» WHAT NEEDS TO BE DONE
Collect each line of the records containing the string "region".

>>>

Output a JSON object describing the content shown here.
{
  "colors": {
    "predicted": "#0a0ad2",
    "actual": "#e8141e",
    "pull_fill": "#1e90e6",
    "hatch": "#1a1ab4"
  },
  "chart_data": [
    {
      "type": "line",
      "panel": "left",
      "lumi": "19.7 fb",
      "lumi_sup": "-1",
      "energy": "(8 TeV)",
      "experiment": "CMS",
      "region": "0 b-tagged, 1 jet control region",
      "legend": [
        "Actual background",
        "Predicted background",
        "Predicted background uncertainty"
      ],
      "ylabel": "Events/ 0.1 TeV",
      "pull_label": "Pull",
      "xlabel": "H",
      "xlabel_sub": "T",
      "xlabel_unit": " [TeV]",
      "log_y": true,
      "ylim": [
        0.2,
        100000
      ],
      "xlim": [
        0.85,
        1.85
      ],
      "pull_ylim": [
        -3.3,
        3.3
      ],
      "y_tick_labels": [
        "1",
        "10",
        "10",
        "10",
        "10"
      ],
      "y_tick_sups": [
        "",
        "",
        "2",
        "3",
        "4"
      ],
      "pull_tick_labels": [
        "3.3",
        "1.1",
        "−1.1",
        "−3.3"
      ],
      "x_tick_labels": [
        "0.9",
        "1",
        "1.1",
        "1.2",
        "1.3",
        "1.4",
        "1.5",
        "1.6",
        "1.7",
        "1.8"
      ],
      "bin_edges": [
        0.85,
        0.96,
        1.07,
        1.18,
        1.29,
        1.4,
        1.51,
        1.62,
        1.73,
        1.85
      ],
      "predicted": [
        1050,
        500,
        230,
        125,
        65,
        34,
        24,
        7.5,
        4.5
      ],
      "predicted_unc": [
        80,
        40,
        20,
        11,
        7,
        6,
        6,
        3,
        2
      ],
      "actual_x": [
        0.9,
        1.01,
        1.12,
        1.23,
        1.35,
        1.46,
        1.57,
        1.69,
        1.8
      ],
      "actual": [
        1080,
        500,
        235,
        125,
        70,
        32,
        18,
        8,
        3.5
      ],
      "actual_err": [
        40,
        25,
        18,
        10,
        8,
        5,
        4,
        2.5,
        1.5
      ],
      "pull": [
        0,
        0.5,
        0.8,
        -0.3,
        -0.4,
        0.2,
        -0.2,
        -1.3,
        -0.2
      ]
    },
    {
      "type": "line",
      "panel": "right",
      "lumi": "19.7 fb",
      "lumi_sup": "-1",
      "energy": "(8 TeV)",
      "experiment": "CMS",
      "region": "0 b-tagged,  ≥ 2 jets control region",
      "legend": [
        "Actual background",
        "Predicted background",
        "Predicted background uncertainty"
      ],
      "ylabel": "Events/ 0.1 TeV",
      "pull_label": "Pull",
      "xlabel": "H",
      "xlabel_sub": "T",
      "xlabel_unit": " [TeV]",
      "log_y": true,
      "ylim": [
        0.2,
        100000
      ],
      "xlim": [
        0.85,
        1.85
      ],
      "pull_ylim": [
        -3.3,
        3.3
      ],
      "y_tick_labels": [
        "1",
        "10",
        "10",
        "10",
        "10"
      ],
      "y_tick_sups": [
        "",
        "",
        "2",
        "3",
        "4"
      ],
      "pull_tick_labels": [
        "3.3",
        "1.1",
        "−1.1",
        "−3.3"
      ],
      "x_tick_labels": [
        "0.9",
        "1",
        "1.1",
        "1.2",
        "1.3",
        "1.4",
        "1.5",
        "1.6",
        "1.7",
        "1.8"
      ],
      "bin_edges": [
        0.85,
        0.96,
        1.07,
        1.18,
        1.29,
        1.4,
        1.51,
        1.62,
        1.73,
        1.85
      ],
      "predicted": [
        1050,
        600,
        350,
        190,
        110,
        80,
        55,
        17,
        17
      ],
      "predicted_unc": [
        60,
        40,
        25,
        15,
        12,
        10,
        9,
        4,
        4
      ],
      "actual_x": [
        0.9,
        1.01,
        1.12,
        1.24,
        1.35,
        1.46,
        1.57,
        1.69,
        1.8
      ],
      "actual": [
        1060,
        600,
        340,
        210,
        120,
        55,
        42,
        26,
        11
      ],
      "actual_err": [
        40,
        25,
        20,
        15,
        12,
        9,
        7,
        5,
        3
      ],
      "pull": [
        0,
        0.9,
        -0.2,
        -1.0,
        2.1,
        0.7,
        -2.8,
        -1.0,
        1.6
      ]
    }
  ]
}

<<<

» RESULT FOR THIS TASK
      "region": "0 b-tagged, 1 jet control region",
      "region": "0 b-tagged,  ≥ 2 jets control region",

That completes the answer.